» STORED RECORDS:
>> start

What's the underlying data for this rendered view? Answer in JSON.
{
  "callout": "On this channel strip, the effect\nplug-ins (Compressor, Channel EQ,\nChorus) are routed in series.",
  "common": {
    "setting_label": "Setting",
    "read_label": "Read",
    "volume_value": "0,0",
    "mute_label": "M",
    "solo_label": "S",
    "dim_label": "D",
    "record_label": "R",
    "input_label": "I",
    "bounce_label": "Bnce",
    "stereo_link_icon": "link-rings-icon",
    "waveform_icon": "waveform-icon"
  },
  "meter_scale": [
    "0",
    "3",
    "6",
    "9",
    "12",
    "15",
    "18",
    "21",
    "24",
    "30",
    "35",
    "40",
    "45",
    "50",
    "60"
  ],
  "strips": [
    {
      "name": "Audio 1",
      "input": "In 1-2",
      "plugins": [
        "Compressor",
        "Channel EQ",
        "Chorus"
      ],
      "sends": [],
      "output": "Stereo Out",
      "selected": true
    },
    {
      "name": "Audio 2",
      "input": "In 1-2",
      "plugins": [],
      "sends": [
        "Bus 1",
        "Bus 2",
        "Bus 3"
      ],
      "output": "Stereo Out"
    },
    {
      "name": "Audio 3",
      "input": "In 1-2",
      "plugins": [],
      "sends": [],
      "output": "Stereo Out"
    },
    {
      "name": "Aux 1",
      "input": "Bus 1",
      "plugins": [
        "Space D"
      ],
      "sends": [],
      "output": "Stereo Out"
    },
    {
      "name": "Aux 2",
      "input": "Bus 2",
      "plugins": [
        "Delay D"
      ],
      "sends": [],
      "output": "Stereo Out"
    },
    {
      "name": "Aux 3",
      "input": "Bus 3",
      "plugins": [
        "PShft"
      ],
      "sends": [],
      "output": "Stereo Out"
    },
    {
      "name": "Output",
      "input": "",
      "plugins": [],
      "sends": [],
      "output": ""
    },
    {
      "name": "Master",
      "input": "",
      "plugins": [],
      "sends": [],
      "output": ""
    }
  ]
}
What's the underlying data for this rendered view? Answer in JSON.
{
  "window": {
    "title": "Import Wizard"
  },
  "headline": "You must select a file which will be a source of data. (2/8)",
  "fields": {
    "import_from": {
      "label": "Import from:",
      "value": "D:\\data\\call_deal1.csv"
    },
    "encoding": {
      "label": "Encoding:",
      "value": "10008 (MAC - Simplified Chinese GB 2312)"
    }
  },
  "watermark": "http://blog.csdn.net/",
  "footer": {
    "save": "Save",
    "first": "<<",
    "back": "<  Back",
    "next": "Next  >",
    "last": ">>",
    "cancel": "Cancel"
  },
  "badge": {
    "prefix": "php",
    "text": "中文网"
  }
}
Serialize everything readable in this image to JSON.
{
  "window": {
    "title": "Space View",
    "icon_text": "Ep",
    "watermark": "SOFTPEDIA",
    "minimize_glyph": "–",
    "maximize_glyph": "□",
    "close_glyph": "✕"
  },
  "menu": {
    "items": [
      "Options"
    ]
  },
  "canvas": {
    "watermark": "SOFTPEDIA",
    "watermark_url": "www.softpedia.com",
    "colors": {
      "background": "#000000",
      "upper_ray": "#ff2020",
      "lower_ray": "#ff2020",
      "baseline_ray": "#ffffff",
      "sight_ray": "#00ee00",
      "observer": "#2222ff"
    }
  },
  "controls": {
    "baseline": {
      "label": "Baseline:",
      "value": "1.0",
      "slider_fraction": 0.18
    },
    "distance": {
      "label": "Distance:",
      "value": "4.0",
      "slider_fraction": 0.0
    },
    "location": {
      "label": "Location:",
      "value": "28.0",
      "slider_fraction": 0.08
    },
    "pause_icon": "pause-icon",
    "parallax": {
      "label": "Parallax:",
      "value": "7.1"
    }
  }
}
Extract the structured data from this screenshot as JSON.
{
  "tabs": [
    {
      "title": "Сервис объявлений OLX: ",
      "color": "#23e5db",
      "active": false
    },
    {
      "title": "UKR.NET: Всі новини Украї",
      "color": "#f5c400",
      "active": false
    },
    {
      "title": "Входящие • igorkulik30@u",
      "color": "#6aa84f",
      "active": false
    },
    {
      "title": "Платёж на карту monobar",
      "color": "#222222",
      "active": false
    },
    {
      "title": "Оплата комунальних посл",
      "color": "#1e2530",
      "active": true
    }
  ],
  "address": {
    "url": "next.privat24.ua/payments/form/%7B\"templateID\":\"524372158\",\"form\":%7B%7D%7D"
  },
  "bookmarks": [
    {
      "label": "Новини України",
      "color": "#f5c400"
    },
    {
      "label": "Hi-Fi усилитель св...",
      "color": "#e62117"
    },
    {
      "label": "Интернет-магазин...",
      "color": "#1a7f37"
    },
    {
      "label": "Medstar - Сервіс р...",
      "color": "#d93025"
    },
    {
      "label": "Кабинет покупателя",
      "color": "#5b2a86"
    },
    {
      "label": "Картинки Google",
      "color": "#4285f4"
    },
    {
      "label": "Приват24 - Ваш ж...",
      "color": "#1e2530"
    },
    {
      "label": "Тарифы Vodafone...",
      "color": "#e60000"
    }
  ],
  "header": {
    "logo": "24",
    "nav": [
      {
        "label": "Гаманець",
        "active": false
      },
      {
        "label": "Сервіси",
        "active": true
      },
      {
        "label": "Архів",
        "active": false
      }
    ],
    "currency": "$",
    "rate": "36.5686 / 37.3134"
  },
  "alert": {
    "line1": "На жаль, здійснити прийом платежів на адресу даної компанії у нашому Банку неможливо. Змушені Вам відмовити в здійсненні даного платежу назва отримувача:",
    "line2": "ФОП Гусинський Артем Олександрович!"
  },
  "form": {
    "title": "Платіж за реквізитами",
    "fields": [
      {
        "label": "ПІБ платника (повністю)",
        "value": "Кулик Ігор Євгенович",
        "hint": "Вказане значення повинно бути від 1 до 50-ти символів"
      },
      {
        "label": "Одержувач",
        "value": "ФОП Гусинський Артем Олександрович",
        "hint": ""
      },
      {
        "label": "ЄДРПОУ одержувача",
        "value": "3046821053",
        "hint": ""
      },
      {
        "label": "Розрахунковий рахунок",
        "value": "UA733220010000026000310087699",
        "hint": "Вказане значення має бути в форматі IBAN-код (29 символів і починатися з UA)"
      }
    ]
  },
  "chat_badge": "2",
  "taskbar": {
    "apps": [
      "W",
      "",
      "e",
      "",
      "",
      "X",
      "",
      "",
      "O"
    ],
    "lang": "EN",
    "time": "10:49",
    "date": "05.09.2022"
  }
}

>> end

» WHAT IS ASKED: Return the lines of the records that include the string "name".

» WORKED ANSWER:
      "name": "Audio 1",
      "name": "Audio 2",
      "name": "Audio 3",
      "name": "Aux 1",
      "name": "Aux 2",
      "name": "Aux 3",
      "name": "Output",
      "name": "Master",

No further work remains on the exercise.